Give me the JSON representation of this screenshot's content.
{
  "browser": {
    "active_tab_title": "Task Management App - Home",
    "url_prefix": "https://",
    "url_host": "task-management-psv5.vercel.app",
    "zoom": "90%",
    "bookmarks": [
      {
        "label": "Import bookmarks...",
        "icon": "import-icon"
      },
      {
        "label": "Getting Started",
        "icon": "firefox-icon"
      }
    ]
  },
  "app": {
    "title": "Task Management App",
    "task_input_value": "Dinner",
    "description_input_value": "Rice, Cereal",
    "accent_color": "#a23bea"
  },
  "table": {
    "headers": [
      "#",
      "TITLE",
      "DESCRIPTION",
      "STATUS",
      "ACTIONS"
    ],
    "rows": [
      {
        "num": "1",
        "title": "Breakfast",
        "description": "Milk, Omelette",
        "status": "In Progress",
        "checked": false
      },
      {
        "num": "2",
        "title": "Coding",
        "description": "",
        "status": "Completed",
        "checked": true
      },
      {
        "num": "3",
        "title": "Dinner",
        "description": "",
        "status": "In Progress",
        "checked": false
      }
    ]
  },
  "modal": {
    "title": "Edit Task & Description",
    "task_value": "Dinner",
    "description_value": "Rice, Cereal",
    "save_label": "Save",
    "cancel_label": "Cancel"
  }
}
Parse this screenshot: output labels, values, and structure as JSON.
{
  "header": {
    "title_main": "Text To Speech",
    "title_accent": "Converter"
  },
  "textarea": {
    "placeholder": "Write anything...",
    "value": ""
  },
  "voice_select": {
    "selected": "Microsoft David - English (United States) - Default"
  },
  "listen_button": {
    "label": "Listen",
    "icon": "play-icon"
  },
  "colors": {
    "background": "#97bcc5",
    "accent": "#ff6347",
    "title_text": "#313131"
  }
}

● EXERCISE AIM
Quote all of the entries verbatim.

● COMPLETE ANSWER
Give me the JSON representation of this screenshot's content.
{
  "browser": {
    "active_tab_title": "Task Management App - Home",
    "url_prefix": "https://",
    "url_host": "task-management-psv5.vercel.app",
    "zoom": "90%",
    "bookmarks": [
      {
        "label": "Import bookmarks...",
        "icon": "import-icon"
      },
      {
        "label": "Getting Started",
        "icon": "firefox-icon"
      }
    ]
  },
  "app": {
    "title": "Task Management App",
    "task_input_value": "Dinner",
    "description_input_value": "Rice, Cereal",
    "accent_color": "#a23bea"
  },
  "table": {
    "headers": [
      "#",
      "TITLE",
      "DESCRIPTION",
      "STATUS",
      "ACTIONS"
    ],
    "rows": [
      {
        "num": "1",
        "title": "Breakfast",
        "description": "Milk, Omelette",
        "status": "In Progress",
        "checked": false
      },
      {
        "num": "2",
        "title": "Coding",
        "description": "",
        "status": "Completed",
        "checked": true
      },
      {
        "num": "3",
        "title": "Dinner",
        "description": "",
        "status": "In Progress",
        "checked": false
      }
    ]
  },
  "modal": {
    "title": "Edit Task & Description",
    "task_value": "Dinner",
    "description_value": "Rice, Cereal",
    "save_label": "Save",
    "cancel_label": "Cancel"
  }
}
Parse this screenshot: output labels, values, and structure as JSON.
{
  "header": {
    "title_main": "Text To Speech",
    "title_accent": "Converter"
  },
  "textarea": {
    "placeholder": "Write anything...",
    "value": ""
  },
  "voice_select": {
    "selected": "Microsoft David - English (United States) - Default"
  },
  "listen_button": {
    "label": "Listen",
    "icon": "play-icon"
  },
  "colors": {
    "background": "#97bcc5",
    "accent": "#ff6347",
    "title_text": "#313131"
  }
}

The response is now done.